Transcribe the records below exactly as they appear, omitting any pictures.

(Extracted data entries)
= = =

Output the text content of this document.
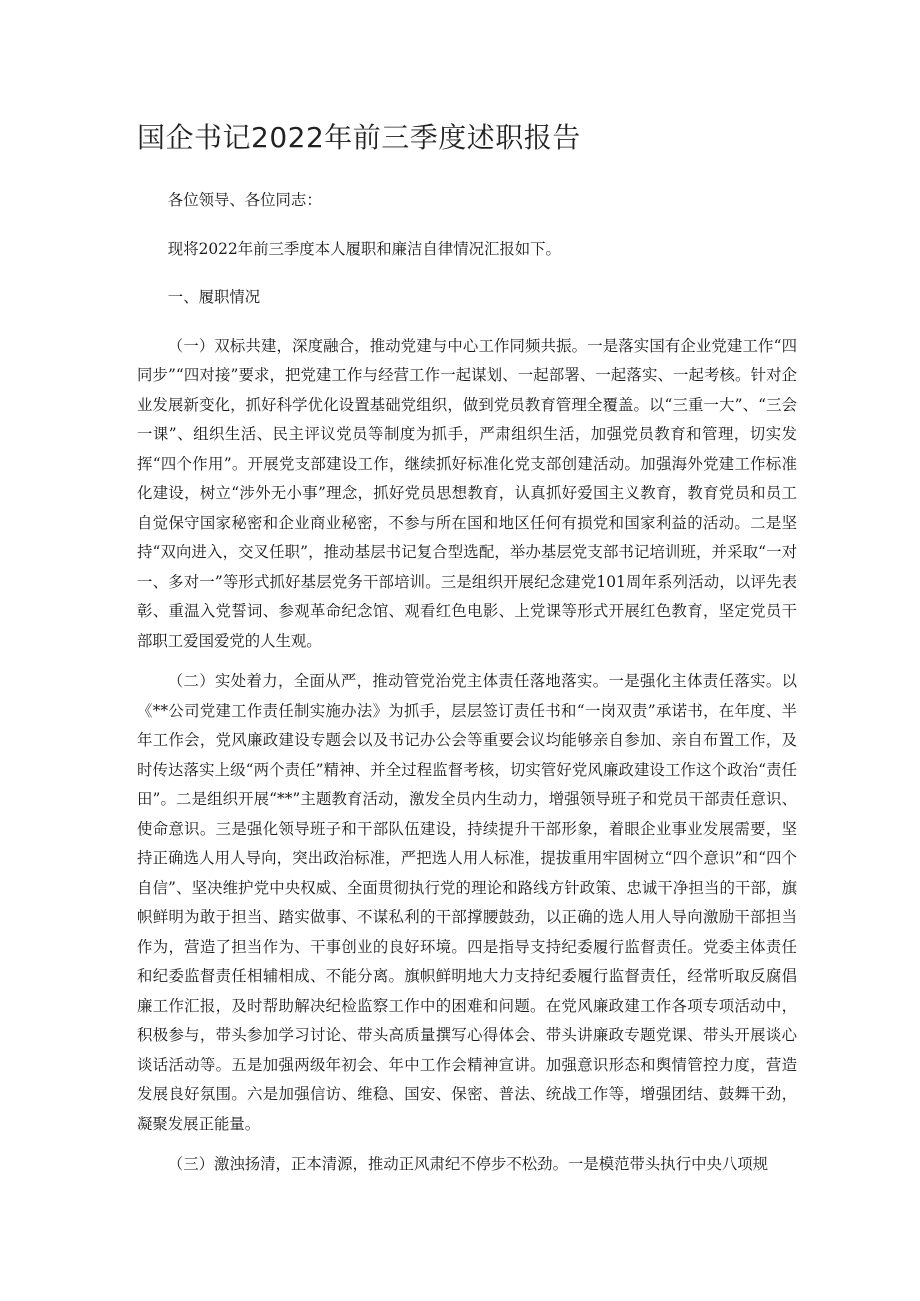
国企书记2022年前三季度述职报告

各位领导、各位同志：

现将2022年前三季度本人履职和廉洁自律情况汇报如下。

一、履职情况

（一）双标共建，深度融合，推动党建与中心工作同频共振。一是落实国有企业党建工作“四同步”“四对接”要求，把党建工作与经营工作一起谋划、一起部署、一起落实、一起考核。针对企业发展新变化，抓好科学优化设置基础党组织，做到党员教育管理全覆盖。以“三重一大”、“三会一课”、组织生活、民主评议党员等制度为抓手，严肃组织生活，加强党员教育和管理，切实发挥“四个作用”。开展党支部建设工作，继续抓好标准化党支部创建活动。加强海外党建工作标准化建设，树立“涉外无小事”理念，抓好党员思想教育，认真抓好爱国主义教育，教育党员和员工自觉保守国家秘密和企业商业秘密，不参与所在国和地区任何有损党和国家利益的活动。二是坚持“双向进入，交叉任职”，推动基层书记复合型选配，举办基层党支部书记培训班，并采取“一对一、多对一”等形式抓好基层党务干部培训。三是组织开展纪念建党101周年系列活动，以评先表彰、重温入党誓词、参观革命纪念馆、观看红色电影、上党课等形式开展红色教育，坚定党员干部职工爱国爱党的人生观。

（二）实处着力，全面从严，推动管党治党主体责任落地落实。一是强化主体责任落实。以《**公司党建工作责任制实施办法》为抓手，层层签订责任书和“一岗双责”承诺书，在年度、半年工作会，党风廉政建设专题会以及书记办公会等重要会议均能够亲自参加、亲自布置工作，及时传达落实上级“两个责任”精神、并全过程监督考核，切实管好党风廉政建设工作这个政治“责任田”。二是组织开展“**”主题教育活动，激发全员内生动力，增强领导班子和党员干部责任意识、使命意识。三是强化领导班子和干部队伍建设，持续提升干部形象，着眼企业事业发展需要，坚持正确选人用人导向，突出政治标准，严把选人用人标准，提拔重用牢固树立“四个意识”和“四个自信”、坚决维护党中央权威、全面贯彻执行党的理论和路线方针政策、忠诚干净担当的干部，旗帜鲜明为敢于担当、踏实做事、不谋私利的干部撑腰鼓劲，以正确的选人用人导向激励干部担当作为，营造了担当作为、干事创业的良好环境。四是指导支持纪委履行监督责任。党委主体责任和纪委监督责任相辅相成、不能分离。旗帜鲜明地大力支持纪委履行监督责任，经常听取反腐倡廉工作汇报，及时帮助解决纪检监察工作中的困难和问题。在党风廉政建工作各项专项活动中，积极参与，带头参加学习讨论、带头高质量撰写心得体会、带头讲廉政专题党课、带头开展谈心谈话活动等。五是加强两级年初会、年中工作会精神宣讲。加强意识形态和舆情管控力度，营造发展良好氛围。六是加强信访、维稳、国安、保密、普法、统战工作等，增强团结、鼓舞干劲，凝聚发展正能量。

（三）激浊扬清，正本清源，推动正风肃纪不停步不松劲。一是模范带头执行中央八项规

= = =

RESULT OF THIS EXERCISE:
Output the text content of this document.
国企书记2022年前三季度述职报告

各位领导、各位同志：

现将2022年前三季度本人履职和廉洁自律情况汇报如下。

一、履职情况

（一）双标共建，深度融合，推动党建与中心工作同频共振。一是落实国有企业党建工作“四同步”“四对接”要求，把党建工作与经营工作一起谋划、一起部署、一起落实、一起考核。针对企业发展新变化，抓好科学优化设置基础党组织，做到党员教育管理全覆盖。以“三重一大”、“三会一课”、组织生活、民主评议党员等制度为抓手，严肃组织生活，加强党员教育和管理，切实发挥“四个作用”。开展党支部建设工作，继续抓好标准化党支部创建活动。加强海外党建工作标准化建设，树立“涉外无小事”理念，抓好党员思想教育，认真抓好爱国主义教育，教育党员和员工自觉保守国家秘密和企业商业秘密，不参与所在国和地区任何有损党和国家利益的活动。二是坚持“双向进入，交叉任职”，推动基层书记复合型选配，举办基层党支部书记培训班，并采取“一对一、多对一”等形式抓好基层党务干部培训。三是组织开展纪念建党101周年系列活动，以评先表彰、重温入党誓词、参观革命纪念馆、观看红色电影、上党课等形式开展红色教育，坚定党员干部职工爱国爱党的人生观。

（二）实处着力，全面从严，推动管党治党主体责任落地落实。一是强化主体责任落实。以《**公司党建工作责任制实施办法》为抓手，层层签订责任书和“一岗双责”承诺书，在年度、半年工作会，党风廉政建设专题会以及书记办公会等重要会议均能够亲自参加、亲自布置工作，及时传达落实上级“两个责任”精神、并全过程监督考核，切实管好党风廉政建设工作这个政治“责任田”。二是组织开展“**”主题教育活动，激发全员内生动力，增强领导班子和党员干部责任意识、使命意识。三是强化领导班子和干部队伍建设，持续提升干部形象，着眼企业事业发展需要，坚持正确选人用人导向，突出政治标准，严把选人用人标准，提拔重用牢固树立“四个意识”和“四个自信”、坚决维护党中央权威、全面贯彻执行党的理论和路线方针政策、忠诚干净担当的干部，旗帜鲜明为敢于担当、踏实做事、不谋私利的干部撑腰鼓劲，以正确的选人用人导向激励干部担当作为，营造了担当作为、干事创业的良好环境。四是指导支持纪委履行监督责任。党委主体责任和纪委监督责任相辅相成、不能分离。旗帜鲜明地大力支持纪委履行监督责任，经常听取反腐倡廉工作汇报，及时帮助解决纪检监察工作中的困难和问题。在党风廉政建工作各项专项活动中，积极参与，带头参加学习讨论、带头高质量撰写心得体会、带头讲廉政专题党课、带头开展谈心谈话活动等。五是加强两级年初会、年中工作会精神宣讲。加强意识形态和舆情管控力度，营造发展良好氛围。六是加强信访、维稳、国安、保密、普法、统战工作等，增强团结、鼓舞干劲，凝聚发展正能量。

（三）激浊扬清，正本清源，推动正风肃纪不停步不松劲。一是模范带头执行中央八项规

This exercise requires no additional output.